# [Aim]
Find the word "XAUUSD" in the records below. List each line containing it.

━━━━━━

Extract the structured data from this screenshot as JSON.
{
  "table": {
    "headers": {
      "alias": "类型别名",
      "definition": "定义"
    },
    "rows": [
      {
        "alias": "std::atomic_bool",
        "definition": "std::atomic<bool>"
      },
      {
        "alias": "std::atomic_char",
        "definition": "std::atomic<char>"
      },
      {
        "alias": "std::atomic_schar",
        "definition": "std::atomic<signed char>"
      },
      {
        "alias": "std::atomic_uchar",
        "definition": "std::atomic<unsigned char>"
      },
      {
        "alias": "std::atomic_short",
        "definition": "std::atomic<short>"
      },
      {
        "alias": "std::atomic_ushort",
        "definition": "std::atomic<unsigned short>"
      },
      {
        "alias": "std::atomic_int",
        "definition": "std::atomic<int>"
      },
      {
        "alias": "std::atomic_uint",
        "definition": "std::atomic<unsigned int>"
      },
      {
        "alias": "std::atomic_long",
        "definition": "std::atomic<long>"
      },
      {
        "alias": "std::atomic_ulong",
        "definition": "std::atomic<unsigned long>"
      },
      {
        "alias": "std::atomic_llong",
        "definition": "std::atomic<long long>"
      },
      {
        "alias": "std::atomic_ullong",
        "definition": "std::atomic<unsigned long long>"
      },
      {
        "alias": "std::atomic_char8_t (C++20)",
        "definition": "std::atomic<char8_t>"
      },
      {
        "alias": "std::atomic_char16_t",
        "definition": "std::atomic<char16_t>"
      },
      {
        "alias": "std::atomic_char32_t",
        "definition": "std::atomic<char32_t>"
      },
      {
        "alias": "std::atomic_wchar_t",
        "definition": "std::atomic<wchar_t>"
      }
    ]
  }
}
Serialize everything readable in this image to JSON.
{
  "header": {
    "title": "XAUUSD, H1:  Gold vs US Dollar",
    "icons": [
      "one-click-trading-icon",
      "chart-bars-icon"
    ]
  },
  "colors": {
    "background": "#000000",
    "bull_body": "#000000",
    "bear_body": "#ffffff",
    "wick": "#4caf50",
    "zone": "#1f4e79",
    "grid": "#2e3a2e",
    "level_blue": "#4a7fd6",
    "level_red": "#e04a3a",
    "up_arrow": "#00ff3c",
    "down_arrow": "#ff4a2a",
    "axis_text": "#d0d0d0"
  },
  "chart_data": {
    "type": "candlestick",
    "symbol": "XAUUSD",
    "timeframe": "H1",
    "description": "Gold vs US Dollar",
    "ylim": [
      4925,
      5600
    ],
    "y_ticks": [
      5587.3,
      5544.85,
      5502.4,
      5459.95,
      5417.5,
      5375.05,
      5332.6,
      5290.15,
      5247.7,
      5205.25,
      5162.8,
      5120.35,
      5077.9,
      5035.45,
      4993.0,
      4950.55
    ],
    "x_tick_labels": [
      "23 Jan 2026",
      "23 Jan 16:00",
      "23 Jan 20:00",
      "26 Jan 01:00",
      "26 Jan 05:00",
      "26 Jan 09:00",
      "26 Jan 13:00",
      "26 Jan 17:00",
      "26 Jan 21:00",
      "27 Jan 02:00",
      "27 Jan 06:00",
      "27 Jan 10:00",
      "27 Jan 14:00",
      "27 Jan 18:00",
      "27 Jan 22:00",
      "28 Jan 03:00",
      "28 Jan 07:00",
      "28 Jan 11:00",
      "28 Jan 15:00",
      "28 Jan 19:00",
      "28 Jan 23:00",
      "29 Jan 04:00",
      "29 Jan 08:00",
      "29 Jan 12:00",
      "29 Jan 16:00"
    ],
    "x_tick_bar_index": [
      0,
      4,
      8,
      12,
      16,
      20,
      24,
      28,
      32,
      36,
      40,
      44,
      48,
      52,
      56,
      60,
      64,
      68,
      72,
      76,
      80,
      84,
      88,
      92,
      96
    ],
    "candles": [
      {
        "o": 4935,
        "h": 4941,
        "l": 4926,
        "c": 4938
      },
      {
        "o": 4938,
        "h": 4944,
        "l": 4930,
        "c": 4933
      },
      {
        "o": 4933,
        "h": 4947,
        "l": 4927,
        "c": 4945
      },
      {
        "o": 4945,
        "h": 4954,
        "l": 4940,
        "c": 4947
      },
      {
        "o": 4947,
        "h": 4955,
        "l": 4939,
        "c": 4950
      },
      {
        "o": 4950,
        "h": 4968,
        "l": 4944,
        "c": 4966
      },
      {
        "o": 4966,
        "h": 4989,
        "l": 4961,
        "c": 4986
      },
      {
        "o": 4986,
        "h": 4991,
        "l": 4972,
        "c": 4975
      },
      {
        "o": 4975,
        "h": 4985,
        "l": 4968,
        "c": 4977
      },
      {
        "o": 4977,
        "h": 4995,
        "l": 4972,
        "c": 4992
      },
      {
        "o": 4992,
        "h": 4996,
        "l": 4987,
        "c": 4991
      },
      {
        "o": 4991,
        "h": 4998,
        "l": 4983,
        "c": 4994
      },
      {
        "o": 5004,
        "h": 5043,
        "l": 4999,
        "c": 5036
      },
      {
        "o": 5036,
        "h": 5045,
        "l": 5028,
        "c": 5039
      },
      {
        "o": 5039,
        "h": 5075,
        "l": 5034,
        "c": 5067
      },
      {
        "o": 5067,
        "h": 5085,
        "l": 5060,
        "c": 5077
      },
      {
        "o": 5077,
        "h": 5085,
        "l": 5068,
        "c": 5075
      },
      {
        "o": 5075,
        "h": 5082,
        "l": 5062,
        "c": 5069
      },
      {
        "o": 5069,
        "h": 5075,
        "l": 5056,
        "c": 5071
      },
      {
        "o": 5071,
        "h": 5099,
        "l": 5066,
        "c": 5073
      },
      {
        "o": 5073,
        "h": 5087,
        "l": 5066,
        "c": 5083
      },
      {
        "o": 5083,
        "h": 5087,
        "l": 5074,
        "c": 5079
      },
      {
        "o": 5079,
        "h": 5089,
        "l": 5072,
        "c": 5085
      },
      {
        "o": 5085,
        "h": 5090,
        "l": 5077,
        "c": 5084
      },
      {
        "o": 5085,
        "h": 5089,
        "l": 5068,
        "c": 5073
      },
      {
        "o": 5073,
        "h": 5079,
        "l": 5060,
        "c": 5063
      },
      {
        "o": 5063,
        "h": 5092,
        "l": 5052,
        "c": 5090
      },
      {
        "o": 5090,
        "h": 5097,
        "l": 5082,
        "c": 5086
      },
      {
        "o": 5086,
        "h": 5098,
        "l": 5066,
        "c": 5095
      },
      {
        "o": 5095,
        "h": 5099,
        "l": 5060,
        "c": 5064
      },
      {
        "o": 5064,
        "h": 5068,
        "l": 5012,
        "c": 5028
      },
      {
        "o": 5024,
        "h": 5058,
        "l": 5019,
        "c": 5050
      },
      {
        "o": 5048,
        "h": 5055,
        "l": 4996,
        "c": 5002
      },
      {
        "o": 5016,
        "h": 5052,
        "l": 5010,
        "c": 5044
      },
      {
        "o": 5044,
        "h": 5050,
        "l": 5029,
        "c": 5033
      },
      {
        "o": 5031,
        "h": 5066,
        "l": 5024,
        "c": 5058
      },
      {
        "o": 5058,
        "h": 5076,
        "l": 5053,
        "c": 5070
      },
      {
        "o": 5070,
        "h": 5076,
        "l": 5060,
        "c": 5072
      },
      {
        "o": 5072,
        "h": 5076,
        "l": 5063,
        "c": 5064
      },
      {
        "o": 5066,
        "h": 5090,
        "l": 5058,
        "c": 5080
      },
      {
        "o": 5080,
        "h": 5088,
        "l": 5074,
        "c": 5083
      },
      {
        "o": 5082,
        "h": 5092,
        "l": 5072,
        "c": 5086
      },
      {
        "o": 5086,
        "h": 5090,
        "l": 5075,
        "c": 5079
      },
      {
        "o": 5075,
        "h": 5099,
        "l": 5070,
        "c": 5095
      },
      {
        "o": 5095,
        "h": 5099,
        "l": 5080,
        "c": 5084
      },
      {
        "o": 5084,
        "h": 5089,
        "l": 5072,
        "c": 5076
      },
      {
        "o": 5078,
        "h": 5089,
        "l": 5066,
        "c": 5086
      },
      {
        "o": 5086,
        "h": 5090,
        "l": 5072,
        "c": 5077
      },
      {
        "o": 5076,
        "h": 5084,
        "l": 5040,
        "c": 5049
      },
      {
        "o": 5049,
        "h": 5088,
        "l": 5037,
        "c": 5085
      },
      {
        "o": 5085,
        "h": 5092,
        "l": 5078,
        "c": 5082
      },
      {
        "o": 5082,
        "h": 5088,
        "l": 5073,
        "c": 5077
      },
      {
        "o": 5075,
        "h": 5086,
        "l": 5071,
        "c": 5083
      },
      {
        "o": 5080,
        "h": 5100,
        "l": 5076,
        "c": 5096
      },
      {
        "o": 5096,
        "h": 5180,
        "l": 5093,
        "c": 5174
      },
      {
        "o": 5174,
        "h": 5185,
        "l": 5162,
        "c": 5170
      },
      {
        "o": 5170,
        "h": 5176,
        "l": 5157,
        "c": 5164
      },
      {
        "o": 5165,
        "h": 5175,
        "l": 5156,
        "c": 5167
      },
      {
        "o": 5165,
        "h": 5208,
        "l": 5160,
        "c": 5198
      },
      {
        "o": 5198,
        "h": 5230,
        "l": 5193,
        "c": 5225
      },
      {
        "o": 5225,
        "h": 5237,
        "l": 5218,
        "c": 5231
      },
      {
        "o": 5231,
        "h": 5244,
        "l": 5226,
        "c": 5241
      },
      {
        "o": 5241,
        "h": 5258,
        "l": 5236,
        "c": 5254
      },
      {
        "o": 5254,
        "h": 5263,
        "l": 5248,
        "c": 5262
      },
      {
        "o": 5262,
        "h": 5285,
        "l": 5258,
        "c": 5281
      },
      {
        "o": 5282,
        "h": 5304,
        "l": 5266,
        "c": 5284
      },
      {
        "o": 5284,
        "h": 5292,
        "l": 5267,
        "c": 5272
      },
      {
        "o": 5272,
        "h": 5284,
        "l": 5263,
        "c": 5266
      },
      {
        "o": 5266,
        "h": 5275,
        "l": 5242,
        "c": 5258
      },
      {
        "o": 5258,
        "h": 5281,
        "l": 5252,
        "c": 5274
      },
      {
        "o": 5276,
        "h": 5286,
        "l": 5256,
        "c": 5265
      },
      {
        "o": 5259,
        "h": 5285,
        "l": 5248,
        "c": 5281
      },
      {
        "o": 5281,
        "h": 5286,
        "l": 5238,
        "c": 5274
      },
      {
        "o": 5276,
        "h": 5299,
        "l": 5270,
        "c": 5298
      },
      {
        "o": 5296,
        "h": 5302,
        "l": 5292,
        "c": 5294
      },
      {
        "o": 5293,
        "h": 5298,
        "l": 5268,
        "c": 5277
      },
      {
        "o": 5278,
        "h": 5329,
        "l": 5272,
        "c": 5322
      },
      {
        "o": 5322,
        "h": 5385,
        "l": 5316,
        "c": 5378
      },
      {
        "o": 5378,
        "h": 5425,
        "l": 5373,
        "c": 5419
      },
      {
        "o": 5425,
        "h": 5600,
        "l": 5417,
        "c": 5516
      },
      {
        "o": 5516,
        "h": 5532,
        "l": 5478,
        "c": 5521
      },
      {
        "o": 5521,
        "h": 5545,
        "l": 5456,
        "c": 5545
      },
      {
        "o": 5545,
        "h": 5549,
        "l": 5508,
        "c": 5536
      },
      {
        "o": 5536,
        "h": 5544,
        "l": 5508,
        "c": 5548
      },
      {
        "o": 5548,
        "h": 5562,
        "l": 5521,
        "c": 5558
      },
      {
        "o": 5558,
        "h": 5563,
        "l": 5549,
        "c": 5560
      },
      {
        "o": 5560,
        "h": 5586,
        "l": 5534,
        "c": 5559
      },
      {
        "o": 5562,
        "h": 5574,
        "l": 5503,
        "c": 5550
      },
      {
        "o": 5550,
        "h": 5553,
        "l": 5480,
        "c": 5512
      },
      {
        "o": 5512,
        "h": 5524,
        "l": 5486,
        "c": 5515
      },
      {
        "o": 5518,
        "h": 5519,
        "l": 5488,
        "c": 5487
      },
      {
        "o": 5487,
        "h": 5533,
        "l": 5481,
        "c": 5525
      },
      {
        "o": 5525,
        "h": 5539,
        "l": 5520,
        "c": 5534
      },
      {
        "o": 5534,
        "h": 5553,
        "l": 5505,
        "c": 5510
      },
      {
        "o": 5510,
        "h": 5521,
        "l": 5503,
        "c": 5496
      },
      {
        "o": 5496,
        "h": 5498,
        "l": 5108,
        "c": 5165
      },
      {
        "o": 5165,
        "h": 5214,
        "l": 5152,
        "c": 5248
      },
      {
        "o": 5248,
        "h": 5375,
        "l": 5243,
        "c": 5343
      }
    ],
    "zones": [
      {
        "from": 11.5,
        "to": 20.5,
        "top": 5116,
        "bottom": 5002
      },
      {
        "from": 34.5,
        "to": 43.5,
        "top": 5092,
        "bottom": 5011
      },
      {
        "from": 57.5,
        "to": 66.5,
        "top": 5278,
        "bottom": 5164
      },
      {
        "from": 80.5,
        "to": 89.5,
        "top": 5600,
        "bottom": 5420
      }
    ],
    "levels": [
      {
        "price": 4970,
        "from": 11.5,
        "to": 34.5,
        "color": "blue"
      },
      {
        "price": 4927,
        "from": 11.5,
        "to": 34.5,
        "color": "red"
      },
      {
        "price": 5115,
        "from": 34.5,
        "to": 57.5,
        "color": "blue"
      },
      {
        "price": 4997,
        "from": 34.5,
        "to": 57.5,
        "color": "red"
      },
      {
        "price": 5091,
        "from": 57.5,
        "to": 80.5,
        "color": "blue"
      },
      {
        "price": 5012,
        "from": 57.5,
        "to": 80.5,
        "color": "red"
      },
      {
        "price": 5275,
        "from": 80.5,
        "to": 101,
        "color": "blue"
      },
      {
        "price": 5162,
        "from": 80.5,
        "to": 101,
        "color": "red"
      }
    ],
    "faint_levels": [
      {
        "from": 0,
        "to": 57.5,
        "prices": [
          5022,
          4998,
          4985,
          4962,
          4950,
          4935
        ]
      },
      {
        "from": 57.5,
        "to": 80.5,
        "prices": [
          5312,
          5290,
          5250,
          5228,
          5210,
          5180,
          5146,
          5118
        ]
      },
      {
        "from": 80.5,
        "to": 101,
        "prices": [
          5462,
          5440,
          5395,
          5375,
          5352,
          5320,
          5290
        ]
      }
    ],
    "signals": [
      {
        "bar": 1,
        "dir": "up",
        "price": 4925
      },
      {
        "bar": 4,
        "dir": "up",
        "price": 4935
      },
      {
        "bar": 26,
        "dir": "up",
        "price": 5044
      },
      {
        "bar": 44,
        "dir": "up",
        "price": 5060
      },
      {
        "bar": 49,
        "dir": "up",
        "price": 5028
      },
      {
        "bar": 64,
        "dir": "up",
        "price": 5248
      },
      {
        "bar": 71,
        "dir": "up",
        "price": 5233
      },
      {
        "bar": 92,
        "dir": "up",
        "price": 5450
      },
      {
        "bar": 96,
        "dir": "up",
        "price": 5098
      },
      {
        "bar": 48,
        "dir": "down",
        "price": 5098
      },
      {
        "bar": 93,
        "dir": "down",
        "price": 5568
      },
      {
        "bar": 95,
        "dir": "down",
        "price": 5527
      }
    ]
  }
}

━━━━━━

# [Answer to this problem]
    "title": "XAUUSD, H1:  Gold vs US Dollar",
    "symbol": "XAUUSD",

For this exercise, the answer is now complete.